►
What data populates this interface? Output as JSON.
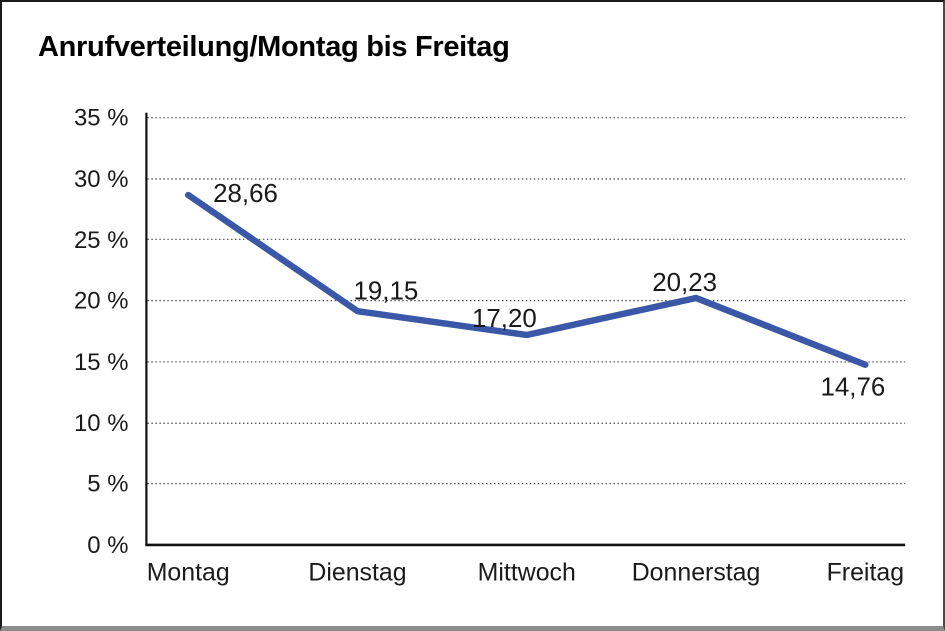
{
  "title": "Anrufverteilung/Montag bis Freitag",
  "chart_data": {
    "type": "line",
    "title": "Anrufverteilung/Montag bis Freitag",
    "categories": [
      "Montag",
      "Dienstag",
      "Mittwoch",
      "Donnerstag",
      "Freitag"
    ],
    "values": [
      28.66,
      19.15,
      17.2,
      20.23,
      14.76
    ],
    "point_labels": [
      "28,66",
      "19,15",
      "17,20",
      "20,23",
      "14,76"
    ],
    "y_ticks": [
      "35 %",
      "30 %",
      "25 %",
      "20 %",
      "15 %",
      "10 %",
      "5 %",
      "0 %"
    ],
    "ylim": [
      0,
      35
    ],
    "y_step": 5,
    "xlabel": "",
    "ylabel": "",
    "grid": "dotted-horizontal",
    "legend": "none",
    "line_color": "#3a58a7"
  },
  "colors": {
    "line": "#3a58a7",
    "text": "#1a1a1a",
    "background": "#ffffff"
  }
}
◄
What is needed: Reproduce the records above exactly, leaving out every picture they contain.

Expected answer:
What data populates this interface? Output as JSON.
{
  "title": "Anrufverteilung/Montag bis Freitag",
  "chart_data": {
    "type": "line",
    "title": "Anrufverteilung/Montag bis Freitag",
    "categories": [
      "Montag",
      "Dienstag",
      "Mittwoch",
      "Donnerstag",
      "Freitag"
    ],
    "values": [
      28.66,
      19.15,
      17.2,
      20.23,
      14.76
    ],
    "point_labels": [
      "28,66",
      "19,15",
      "17,20",
      "20,23",
      "14,76"
    ],
    "y_ticks": [
      "35 %",
      "30 %",
      "25 %",
      "20 %",
      "15 %",
      "10 %",
      "5 %",
      "0 %"
    ],
    "ylim": [
      0,
      35
    ],
    "y_step": 5,
    "xlabel": "",
    "ylabel": "",
    "grid": "dotted-horizontal",
    "legend": "none",
    "line_color": "#3a58a7"
  },
  "colors": {
    "line": "#3a58a7",
    "text": "#1a1a1a",
    "background": "#ffffff"
  }
}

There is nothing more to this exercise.